• _WHAT TO PRODUCE_
Go through the lines below and copy each one that holds the string "Compagnie".

-- START OF STORED RECORDS --

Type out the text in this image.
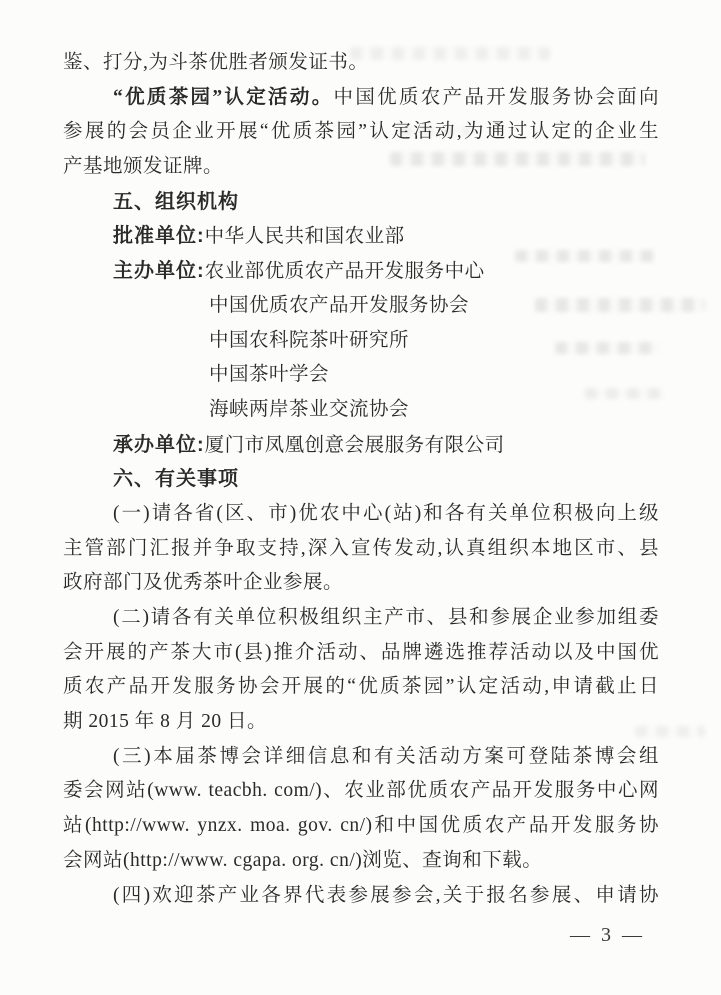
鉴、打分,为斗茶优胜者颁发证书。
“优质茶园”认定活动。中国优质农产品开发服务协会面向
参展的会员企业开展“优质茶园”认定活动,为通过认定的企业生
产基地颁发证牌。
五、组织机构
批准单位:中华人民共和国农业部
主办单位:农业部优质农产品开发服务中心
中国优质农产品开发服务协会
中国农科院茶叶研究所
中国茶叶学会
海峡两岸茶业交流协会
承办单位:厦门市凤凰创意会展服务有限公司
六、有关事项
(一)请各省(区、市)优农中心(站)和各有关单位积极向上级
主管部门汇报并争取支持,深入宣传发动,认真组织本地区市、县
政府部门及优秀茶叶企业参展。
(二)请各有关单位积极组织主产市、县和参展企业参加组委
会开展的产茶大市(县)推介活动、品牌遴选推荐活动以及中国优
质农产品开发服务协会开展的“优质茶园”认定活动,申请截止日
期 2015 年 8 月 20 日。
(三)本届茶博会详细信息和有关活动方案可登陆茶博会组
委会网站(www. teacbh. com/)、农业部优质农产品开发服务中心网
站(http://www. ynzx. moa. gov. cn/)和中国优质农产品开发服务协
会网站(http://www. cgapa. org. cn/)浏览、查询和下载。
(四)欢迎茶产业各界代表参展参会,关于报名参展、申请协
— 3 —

-- END OF STORED RECORDS --
-- START OF STORED RECORDS --

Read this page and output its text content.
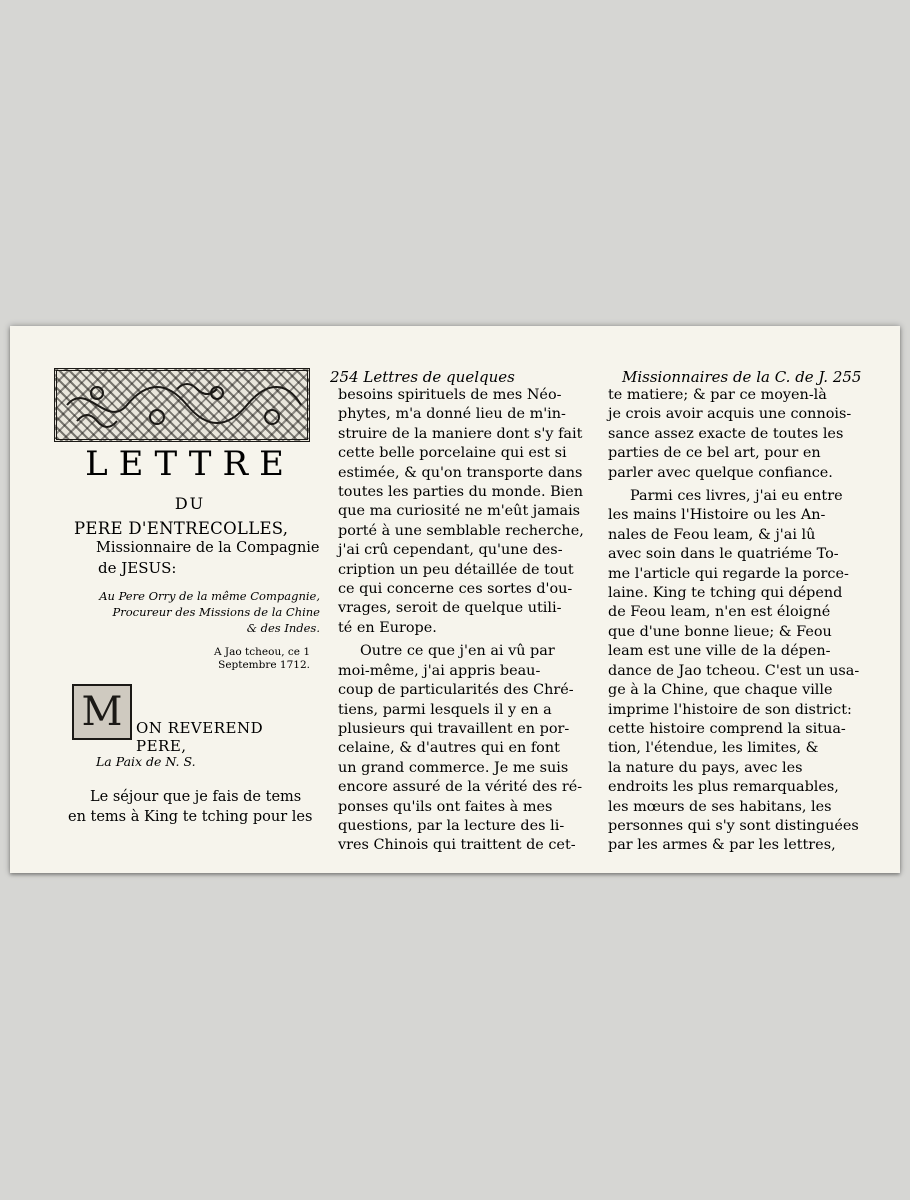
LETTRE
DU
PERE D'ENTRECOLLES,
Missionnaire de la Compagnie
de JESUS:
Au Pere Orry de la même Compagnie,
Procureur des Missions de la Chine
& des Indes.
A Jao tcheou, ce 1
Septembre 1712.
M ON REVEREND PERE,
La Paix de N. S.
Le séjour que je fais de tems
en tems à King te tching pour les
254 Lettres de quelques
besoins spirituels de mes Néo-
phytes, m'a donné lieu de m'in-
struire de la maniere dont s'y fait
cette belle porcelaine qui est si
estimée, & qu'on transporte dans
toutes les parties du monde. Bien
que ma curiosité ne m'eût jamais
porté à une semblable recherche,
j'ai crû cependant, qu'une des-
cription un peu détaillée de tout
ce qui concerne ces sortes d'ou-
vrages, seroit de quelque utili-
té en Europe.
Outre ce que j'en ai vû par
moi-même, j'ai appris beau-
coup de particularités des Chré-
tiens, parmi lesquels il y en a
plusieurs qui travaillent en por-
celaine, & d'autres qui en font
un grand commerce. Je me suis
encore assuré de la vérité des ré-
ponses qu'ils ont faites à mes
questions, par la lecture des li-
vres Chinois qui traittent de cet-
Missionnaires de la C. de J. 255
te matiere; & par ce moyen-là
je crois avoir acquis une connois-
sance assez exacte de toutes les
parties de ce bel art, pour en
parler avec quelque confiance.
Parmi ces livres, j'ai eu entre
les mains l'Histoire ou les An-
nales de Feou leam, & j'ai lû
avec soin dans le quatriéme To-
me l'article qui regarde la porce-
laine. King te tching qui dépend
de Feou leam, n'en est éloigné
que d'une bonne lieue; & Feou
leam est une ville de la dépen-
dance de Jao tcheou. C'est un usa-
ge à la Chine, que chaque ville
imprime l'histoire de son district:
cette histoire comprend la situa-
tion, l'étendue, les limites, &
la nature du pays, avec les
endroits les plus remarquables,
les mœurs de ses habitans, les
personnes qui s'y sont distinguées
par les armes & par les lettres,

-- END OF STORED RECORDS --

• _FINISHED TASK_
Missionnaire de la Compagnie
Au Pere Orry de la même Compagnie,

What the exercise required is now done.